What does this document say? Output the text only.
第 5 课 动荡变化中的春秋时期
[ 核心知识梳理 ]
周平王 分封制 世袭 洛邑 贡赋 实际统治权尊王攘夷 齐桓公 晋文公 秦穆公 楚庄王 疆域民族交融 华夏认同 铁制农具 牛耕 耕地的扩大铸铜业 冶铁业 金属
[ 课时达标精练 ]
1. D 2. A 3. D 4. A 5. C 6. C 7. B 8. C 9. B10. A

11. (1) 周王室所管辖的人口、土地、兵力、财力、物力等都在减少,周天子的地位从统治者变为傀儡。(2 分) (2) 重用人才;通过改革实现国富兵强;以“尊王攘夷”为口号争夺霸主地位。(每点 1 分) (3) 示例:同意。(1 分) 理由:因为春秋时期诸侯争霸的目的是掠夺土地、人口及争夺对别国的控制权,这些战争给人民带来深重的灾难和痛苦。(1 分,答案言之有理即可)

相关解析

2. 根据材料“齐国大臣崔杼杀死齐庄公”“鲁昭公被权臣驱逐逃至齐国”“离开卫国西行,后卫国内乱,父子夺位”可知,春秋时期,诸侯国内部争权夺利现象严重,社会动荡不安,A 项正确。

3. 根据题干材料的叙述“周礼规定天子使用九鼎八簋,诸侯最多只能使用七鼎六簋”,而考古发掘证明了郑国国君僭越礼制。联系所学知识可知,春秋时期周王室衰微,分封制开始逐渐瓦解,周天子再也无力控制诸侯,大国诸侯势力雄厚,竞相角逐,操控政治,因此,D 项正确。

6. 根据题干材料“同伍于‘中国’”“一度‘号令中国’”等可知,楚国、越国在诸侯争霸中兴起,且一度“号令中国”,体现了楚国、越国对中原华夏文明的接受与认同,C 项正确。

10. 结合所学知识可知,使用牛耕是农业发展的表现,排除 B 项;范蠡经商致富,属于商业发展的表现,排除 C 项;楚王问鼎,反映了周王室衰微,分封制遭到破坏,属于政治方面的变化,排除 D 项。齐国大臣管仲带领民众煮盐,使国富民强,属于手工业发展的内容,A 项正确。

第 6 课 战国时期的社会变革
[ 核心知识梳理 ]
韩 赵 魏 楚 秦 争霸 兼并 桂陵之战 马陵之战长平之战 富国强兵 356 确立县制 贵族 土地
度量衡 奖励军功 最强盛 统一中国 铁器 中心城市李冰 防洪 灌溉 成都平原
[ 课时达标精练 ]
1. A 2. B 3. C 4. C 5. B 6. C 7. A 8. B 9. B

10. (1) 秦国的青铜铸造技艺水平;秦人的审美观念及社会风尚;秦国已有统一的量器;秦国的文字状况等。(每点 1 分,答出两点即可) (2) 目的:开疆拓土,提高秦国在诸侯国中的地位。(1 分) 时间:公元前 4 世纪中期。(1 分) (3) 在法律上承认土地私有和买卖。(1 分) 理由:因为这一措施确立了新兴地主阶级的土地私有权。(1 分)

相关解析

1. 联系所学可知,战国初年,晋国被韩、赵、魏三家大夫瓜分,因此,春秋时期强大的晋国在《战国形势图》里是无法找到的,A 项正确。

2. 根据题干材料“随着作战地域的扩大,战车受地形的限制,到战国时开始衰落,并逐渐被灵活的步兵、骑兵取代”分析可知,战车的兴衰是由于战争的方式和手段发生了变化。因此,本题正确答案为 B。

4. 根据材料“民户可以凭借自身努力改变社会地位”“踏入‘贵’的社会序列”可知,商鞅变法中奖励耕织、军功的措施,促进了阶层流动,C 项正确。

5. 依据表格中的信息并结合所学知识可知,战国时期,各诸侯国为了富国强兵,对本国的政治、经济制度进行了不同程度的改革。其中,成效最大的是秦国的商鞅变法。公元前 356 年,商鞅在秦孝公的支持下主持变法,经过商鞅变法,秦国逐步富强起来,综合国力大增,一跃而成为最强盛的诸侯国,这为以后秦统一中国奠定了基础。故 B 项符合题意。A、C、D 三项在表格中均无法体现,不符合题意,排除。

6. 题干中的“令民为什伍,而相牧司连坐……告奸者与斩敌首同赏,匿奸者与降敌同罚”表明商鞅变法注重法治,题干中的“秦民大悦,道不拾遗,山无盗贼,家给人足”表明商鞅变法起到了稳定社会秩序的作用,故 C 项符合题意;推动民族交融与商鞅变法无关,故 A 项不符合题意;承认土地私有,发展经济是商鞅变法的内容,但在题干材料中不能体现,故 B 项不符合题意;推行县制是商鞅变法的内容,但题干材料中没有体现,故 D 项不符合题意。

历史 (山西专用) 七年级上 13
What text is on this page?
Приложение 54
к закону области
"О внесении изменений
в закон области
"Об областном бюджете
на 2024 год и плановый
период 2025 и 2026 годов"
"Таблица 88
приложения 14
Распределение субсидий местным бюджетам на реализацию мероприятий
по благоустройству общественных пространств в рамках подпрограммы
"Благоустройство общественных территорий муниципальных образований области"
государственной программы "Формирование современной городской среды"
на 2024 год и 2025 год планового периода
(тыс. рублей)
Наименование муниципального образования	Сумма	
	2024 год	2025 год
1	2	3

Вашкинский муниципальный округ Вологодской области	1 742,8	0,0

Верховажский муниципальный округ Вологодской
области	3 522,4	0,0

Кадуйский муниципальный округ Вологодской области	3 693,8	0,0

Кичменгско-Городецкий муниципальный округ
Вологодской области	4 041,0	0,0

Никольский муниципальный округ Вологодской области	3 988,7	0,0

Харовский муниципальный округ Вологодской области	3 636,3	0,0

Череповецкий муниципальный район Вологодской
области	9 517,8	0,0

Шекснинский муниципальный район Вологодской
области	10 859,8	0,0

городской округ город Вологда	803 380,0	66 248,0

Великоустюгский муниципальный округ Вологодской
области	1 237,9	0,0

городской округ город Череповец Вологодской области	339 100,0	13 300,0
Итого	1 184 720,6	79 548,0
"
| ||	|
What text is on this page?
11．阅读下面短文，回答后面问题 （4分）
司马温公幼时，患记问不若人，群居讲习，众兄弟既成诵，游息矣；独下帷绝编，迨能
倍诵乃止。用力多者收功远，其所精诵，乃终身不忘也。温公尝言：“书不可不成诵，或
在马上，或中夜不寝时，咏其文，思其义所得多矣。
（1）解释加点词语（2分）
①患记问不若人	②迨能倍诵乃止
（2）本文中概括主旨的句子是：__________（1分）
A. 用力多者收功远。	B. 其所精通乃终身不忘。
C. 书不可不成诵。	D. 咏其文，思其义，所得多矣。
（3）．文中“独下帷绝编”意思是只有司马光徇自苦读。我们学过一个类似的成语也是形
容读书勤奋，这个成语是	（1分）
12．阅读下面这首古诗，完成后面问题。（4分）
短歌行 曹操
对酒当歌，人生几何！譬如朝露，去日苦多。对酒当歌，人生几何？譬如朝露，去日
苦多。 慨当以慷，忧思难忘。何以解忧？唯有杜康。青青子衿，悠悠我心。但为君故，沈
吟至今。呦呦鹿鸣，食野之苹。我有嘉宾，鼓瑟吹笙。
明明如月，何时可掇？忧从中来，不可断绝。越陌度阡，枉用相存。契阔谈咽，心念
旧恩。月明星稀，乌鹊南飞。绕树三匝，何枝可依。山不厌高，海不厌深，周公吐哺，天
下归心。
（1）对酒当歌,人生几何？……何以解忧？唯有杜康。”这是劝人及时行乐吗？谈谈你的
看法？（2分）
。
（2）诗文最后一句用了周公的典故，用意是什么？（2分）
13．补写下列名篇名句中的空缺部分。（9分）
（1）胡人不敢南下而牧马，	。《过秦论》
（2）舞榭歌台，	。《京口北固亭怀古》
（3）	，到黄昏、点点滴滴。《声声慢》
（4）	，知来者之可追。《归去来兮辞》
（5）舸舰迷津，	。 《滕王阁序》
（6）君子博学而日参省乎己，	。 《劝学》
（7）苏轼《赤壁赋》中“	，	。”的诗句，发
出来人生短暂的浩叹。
····················
▸ **Exercise requirements**:
Go through the records above and copy every line with the word "书不可不成诵".

▸ **In response**:
倍诵乃止。用力多者收功远，其所精诵，乃终身不忘也。温公尝言：“书不可不成诵，或
C. 书不可不成诵。	D. 咏其文，思其义，所得多矣。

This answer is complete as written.